■ **The task**
Reproduce every line of the material below, but drop the pictures.

Figure collection entries:
------------------------------------
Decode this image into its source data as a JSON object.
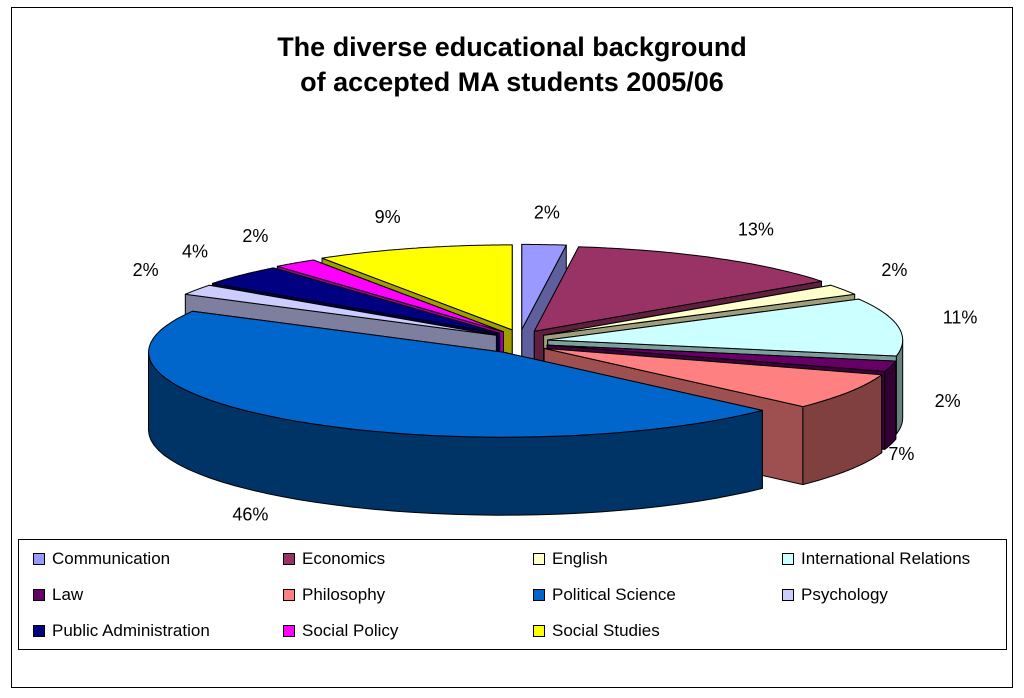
{
  "chart_data": {
    "type": "pie",
    "title_lines": [
      "The diverse educational background",
      "of accepted MA students 2005/06"
    ],
    "categories": [
      "Communication",
      "Economics",
      "English",
      "International Relations",
      "Law",
      "Philosophy",
      "Political Science",
      "Psychology",
      "Public Administration",
      "Social Policy",
      "Social Studies"
    ],
    "values": [
      2,
      13,
      2,
      11,
      2,
      7,
      46,
      2,
      4,
      2,
      9
    ],
    "value_labels": [
      "2%",
      "13%",
      "2%",
      "11%",
      "2%",
      "7%",
      "46%",
      "2%",
      "4%",
      "2%",
      "9%"
    ],
    "colors": [
      "#9999FF",
      "#993366",
      "#FFFFCC",
      "#CCFFFF",
      "#660066",
      "#FF8080",
      "#0066CC",
      "#CCCCFF",
      "#000080",
      "#FF00FF",
      "#FFFF00"
    ],
    "exploded": true,
    "three_d": true,
    "legend_position": "bottom"
  }
}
------------------------------------
■ **Task response**
Decode this image into its source data as a JSON object.
{
  "chart_data": {
    "type": "pie",
    "title_lines": [
      "The diverse educational background",
      "of accepted MA students 2005/06"
    ],
    "categories": [
      "Communication",
      "Economics",
      "English",
      "International Relations",
      "Law",
      "Philosophy",
      "Political Science",
      "Psychology",
      "Public Administration",
      "Social Policy",
      "Social Studies"
    ],
    "values": [
      2,
      13,
      2,
      11,
      2,
      7,
      46,
      2,
      4,
      2,
      9
    ],
    "value_labels": [
      "2%",
      "13%",
      "2%",
      "11%",
      "2%",
      "7%",
      "46%",
      "2%",
      "4%",
      "2%",
      "9%"
    ],
    "colors": [
      "#9999FF",
      "#993366",
      "#FFFFCC",
      "#CCFFFF",
      "#660066",
      "#FF8080",
      "#0066CC",
      "#CCCCFF",
      "#000080",
      "#FF00FF",
      "#FFFF00"
    ],
    "exploded": true,
    "three_d": true,
    "legend_position": "bottom"
  }
}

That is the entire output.